- [To be done]: Repeat, exactly and completely, the material that follows. Omit the pictures.
********
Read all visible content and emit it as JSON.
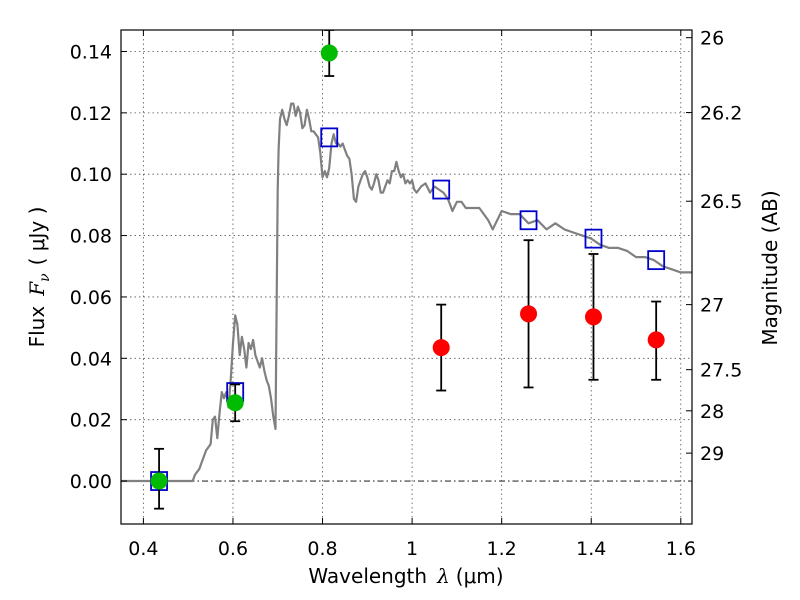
{
  "chart_data": {
    "type": "scatter",
    "title": "",
    "xlabel": {
      "text": "Wavelength",
      "symbol": "λ",
      "unit": "(μm)"
    },
    "ylabel": {
      "text": "Flux",
      "symbol": "F",
      "subscript": "ν",
      "unit": "( μJy )"
    },
    "y2label": "Magnitude (AB)",
    "xlim": [
      0.35,
      1.625
    ],
    "ylim": [
      -0.014,
      0.147
    ],
    "grid": true,
    "xticks": [
      0.4,
      0.6,
      0.8,
      1.0,
      1.2,
      1.4,
      1.6
    ],
    "xtick_labels": [
      "0.4",
      "0.6",
      "0.8",
      "1",
      "1.2",
      "1.4",
      "1.6"
    ],
    "yticks": [
      0.0,
      0.02,
      0.04,
      0.06,
      0.08,
      0.1,
      0.12,
      0.14
    ],
    "ytick_labels": [
      "0.00",
      "0.02",
      "0.04",
      "0.06",
      "0.08",
      "0.10",
      "0.12",
      "0.14"
    ],
    "y2ticks": [
      {
        "label": "26",
        "flux": 0.1445
      },
      {
        "label": "26.2",
        "flux": 0.1201
      },
      {
        "label": "26.5",
        "flux": 0.0912
      },
      {
        "label": "27",
        "flux": 0.0575
      },
      {
        "label": "27.5",
        "flux": 0.0363
      },
      {
        "label": "28",
        "flux": 0.0229
      },
      {
        "label": "29",
        "flux": 0.0091
      }
    ],
    "series": [
      {
        "color": "#808080",
        "kind": "line",
        "x": [
          0.35,
          0.51,
          0.515,
          0.525,
          0.53,
          0.54,
          0.55,
          0.555,
          0.56,
          0.565,
          0.57,
          0.575,
          0.58,
          0.585,
          0.59,
          0.595,
          0.6,
          0.605,
          0.61,
          0.615,
          0.62,
          0.625,
          0.63,
          0.635,
          0.64,
          0.645,
          0.65,
          0.655,
          0.66,
          0.665,
          0.67,
          0.675,
          0.68,
          0.685,
          0.69,
          0.695,
          0.7,
          0.702,
          0.705,
          0.71,
          0.715,
          0.72,
          0.725,
          0.73,
          0.735,
          0.74,
          0.745,
          0.75,
          0.755,
          0.76,
          0.765,
          0.77,
          0.775,
          0.78,
          0.785,
          0.79,
          0.795,
          0.8,
          0.805,
          0.81,
          0.815,
          0.82,
          0.825,
          0.83,
          0.835,
          0.84,
          0.845,
          0.85,
          0.855,
          0.86,
          0.865,
          0.87,
          0.875,
          0.88,
          0.885,
          0.89,
          0.895,
          0.9,
          0.905,
          0.91,
          0.915,
          0.92,
          0.925,
          0.93,
          0.935,
          0.94,
          0.945,
          0.95,
          0.955,
          0.96,
          0.965,
          0.97,
          0.975,
          0.98,
          0.985,
          0.99,
          0.995,
          1.0,
          1.005,
          1.01,
          1.02,
          1.03,
          1.04,
          1.05,
          1.06,
          1.07,
          1.08,
          1.09,
          1.1,
          1.11,
          1.12,
          1.13,
          1.14,
          1.15,
          1.16,
          1.17,
          1.18,
          1.19,
          1.2,
          1.22,
          1.24,
          1.26,
          1.28,
          1.3,
          1.32,
          1.34,
          1.36,
          1.38,
          1.4,
          1.42,
          1.44,
          1.46,
          1.48,
          1.5,
          1.52,
          1.54,
          1.56,
          1.58,
          1.6,
          1.625
        ],
        "y": [
          0.0,
          0.0,
          0.002,
          0.004,
          0.006,
          0.01,
          0.012,
          0.02,
          0.021,
          0.014,
          0.022,
          0.029,
          0.027,
          0.029,
          0.024,
          0.033,
          0.045,
          0.054,
          0.051,
          0.041,
          0.047,
          0.043,
          0.037,
          0.045,
          0.043,
          0.046,
          0.041,
          0.039,
          0.037,
          0.04,
          0.036,
          0.033,
          0.031,
          0.027,
          0.021,
          0.017,
          0.095,
          0.108,
          0.118,
          0.121,
          0.118,
          0.116,
          0.119,
          0.123,
          0.123,
          0.119,
          0.122,
          0.12,
          0.115,
          0.116,
          0.121,
          0.118,
          0.114,
          0.114,
          0.113,
          0.112,
          0.107,
          0.099,
          0.101,
          0.099,
          0.102,
          0.11,
          0.113,
          0.11,
          0.11,
          0.109,
          0.11,
          0.108,
          0.106,
          0.105,
          0.1,
          0.092,
          0.091,
          0.096,
          0.098,
          0.1,
          0.101,
          0.099,
          0.096,
          0.095,
          0.097,
          0.1,
          0.098,
          0.094,
          0.094,
          0.096,
          0.098,
          0.097,
          0.101,
          0.101,
          0.104,
          0.101,
          0.099,
          0.1,
          0.097,
          0.098,
          0.097,
          0.098,
          0.095,
          0.094,
          0.096,
          0.097,
          0.094,
          0.096,
          0.095,
          0.094,
          0.092,
          0.088,
          0.091,
          0.091,
          0.089,
          0.089,
          0.089,
          0.089,
          0.087,
          0.085,
          0.082,
          0.085,
          0.088,
          0.087,
          0.087,
          0.084,
          0.085,
          0.082,
          0.084,
          0.082,
          0.081,
          0.08,
          0.079,
          0.077,
          0.076,
          0.076,
          0.075,
          0.073,
          0.073,
          0.072,
          0.07,
          0.069,
          0.068,
          0.068
        ]
      },
      {
        "color": "#0000cc",
        "kind": "open-square",
        "x": [
          0.435,
          0.605,
          0.815,
          1.065,
          1.26,
          1.405,
          1.545
        ],
        "y": [
          0.0,
          0.029,
          0.112,
          0.095,
          0.085,
          0.079,
          0.072
        ]
      },
      {
        "color": "#00bb00",
        "kind": "filled-circle",
        "x": [
          0.435,
          0.605,
          0.815
        ],
        "y": [
          0.0,
          0.0255,
          0.1395
        ],
        "yerr_low": [
          -0.009,
          0.0195,
          0.132
        ],
        "yerr_high": [
          0.0105,
          0.0315,
          0.147
        ]
      },
      {
        "color": "#ff0000",
        "kind": "filled-circle",
        "x": [
          1.065,
          1.26,
          1.405,
          1.545
        ],
        "y": [
          0.0435,
          0.0545,
          0.0535,
          0.046
        ],
        "yerr_low": [
          0.0295,
          0.0305,
          0.033,
          0.033
        ],
        "yerr_high": [
          0.0575,
          0.0785,
          0.074,
          0.0585
        ]
      }
    ]
  }
}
********
- [Task answer]:
Read all visible content and emit it as JSON.
{
  "chart_data": {
    "type": "scatter",
    "title": "",
    "xlabel": {
      "text": "Wavelength",
      "symbol": "λ",
      "unit": "(μm)"
    },
    "ylabel": {
      "text": "Flux",
      "symbol": "F",
      "subscript": "ν",
      "unit": "( μJy )"
    },
    "y2label": "Magnitude (AB)",
    "xlim": [
      0.35,
      1.625
    ],
    "ylim": [
      -0.014,
      0.147
    ],
    "grid": true,
    "xticks": [
      0.4,
      0.6,
      0.8,
      1.0,
      1.2,
      1.4,
      1.6
    ],
    "xtick_labels": [
      "0.4",
      "0.6",
      "0.8",
      "1",
      "1.2",
      "1.4",
      "1.6"
    ],
    "yticks": [
      0.0,
      0.02,
      0.04,
      0.06,
      0.08,
      0.1,
      0.12,
      0.14
    ],
    "ytick_labels": [
      "0.00",
      "0.02",
      "0.04",
      "0.06",
      "0.08",
      "0.10",
      "0.12",
      "0.14"
    ],
    "y2ticks": [
      {
        "label": "26",
        "flux": 0.1445
      },
      {
        "label": "26.2",
        "flux": 0.1201
      },
      {
        "label": "26.5",
        "flux": 0.0912
      },
      {
        "label": "27",
        "flux": 0.0575
      },
      {
        "label": "27.5",
        "flux": 0.0363
      },
      {
        "label": "28",
        "flux": 0.0229
      },
      {
        "label": "29",
        "flux": 0.0091
      }
    ],
    "series": [
      {
        "color": "#808080",
        "kind": "line",
        "x": [
          0.35,
          0.51,
          0.515,
          0.525,
          0.53,
          0.54,
          0.55,
          0.555,
          0.56,
          0.565,
          0.57,
          0.575,
          0.58,
          0.585,
          0.59,
          0.595,
          0.6,
          0.605,
          0.61,
          0.615,
          0.62,
          0.625,
          0.63,
          0.635,
          0.64,
          0.645,
          0.65,
          0.655,
          0.66,
          0.665,
          0.67,
          0.675,
          0.68,
          0.685,
          0.69,
          0.695,
          0.7,
          0.702,
          0.705,
          0.71,
          0.715,
          0.72,
          0.725,
          0.73,
          0.735,
          0.74,
          0.745,
          0.75,
          0.755,
          0.76,
          0.765,
          0.77,
          0.775,
          0.78,
          0.785,
          0.79,
          0.795,
          0.8,
          0.805,
          0.81,
          0.815,
          0.82,
          0.825,
          0.83,
          0.835,
          0.84,
          0.845,
          0.85,
          0.855,
          0.86,
          0.865,
          0.87,
          0.875,
          0.88,
          0.885,
          0.89,
          0.895,
          0.9,
          0.905,
          0.91,
          0.915,
          0.92,
          0.925,
          0.93,
          0.935,
          0.94,
          0.945,
          0.95,
          0.955,
          0.96,
          0.965,
          0.97,
          0.975,
          0.98,
          0.985,
          0.99,
          0.995,
          1.0,
          1.005,
          1.01,
          1.02,
          1.03,
          1.04,
          1.05,
          1.06,
          1.07,
          1.08,
          1.09,
          1.1,
          1.11,
          1.12,
          1.13,
          1.14,
          1.15,
          1.16,
          1.17,
          1.18,
          1.19,
          1.2,
          1.22,
          1.24,
          1.26,
          1.28,
          1.3,
          1.32,
          1.34,
          1.36,
          1.38,
          1.4,
          1.42,
          1.44,
          1.46,
          1.48,
          1.5,
          1.52,
          1.54,
          1.56,
          1.58,
          1.6,
          1.625
        ],
        "y": [
          0.0,
          0.0,
          0.002,
          0.004,
          0.006,
          0.01,
          0.012,
          0.02,
          0.021,
          0.014,
          0.022,
          0.029,
          0.027,
          0.029,
          0.024,
          0.033,
          0.045,
          0.054,
          0.051,
          0.041,
          0.047,
          0.043,
          0.037,
          0.045,
          0.043,
          0.046,
          0.041,
          0.039,
          0.037,
          0.04,
          0.036,
          0.033,
          0.031,
          0.027,
          0.021,
          0.017,
          0.095,
          0.108,
          0.118,
          0.121,
          0.118,
          0.116,
          0.119,
          0.123,
          0.123,
          0.119,
          0.122,
          0.12,
          0.115,
          0.116,
          0.121,
          0.118,
          0.114,
          0.114,
          0.113,
          0.112,
          0.107,
          0.099,
          0.101,
          0.099,
          0.102,
          0.11,
          0.113,
          0.11,
          0.11,
          0.109,
          0.11,
          0.108,
          0.106,
          0.105,
          0.1,
          0.092,
          0.091,
          0.096,
          0.098,
          0.1,
          0.101,
          0.099,
          0.096,
          0.095,
          0.097,
          0.1,
          0.098,
          0.094,
          0.094,
          0.096,
          0.098,
          0.097,
          0.101,
          0.101,
          0.104,
          0.101,
          0.099,
          0.1,
          0.097,
          0.098,
          0.097,
          0.098,
          0.095,
          0.094,
          0.096,
          0.097,
          0.094,
          0.096,
          0.095,
          0.094,
          0.092,
          0.088,
          0.091,
          0.091,
          0.089,
          0.089,
          0.089,
          0.089,
          0.087,
          0.085,
          0.082,
          0.085,
          0.088,
          0.087,
          0.087,
          0.084,
          0.085,
          0.082,
          0.084,
          0.082,
          0.081,
          0.08,
          0.079,
          0.077,
          0.076,
          0.076,
          0.075,
          0.073,
          0.073,
          0.072,
          0.07,
          0.069,
          0.068,
          0.068
        ]
      },
      {
        "color": "#0000cc",
        "kind": "open-square",
        "x": [
          0.435,
          0.605,
          0.815,
          1.065,
          1.26,
          1.405,
          1.545
        ],
        "y": [
          0.0,
          0.029,
          0.112,
          0.095,
          0.085,
          0.079,
          0.072
        ]
      },
      {
        "color": "#00bb00",
        "kind": "filled-circle",
        "x": [
          0.435,
          0.605,
          0.815
        ],
        "y": [
          0.0,
          0.0255,
          0.1395
        ],
        "yerr_low": [
          -0.009,
          0.0195,
          0.132
        ],
        "yerr_high": [
          0.0105,
          0.0315,
          0.147
        ]
      },
      {
        "color": "#ff0000",
        "kind": "filled-circle",
        "x": [
          1.065,
          1.26,
          1.405,
          1.545
        ],
        "y": [
          0.0435,
          0.0545,
          0.0535,
          0.046
        ],
        "yerr_low": [
          0.0295,
          0.0305,
          0.033,
          0.033
        ],
        "yerr_high": [
          0.0575,
          0.0785,
          0.074,
          0.0585
        ]
      }
    ]
  }
}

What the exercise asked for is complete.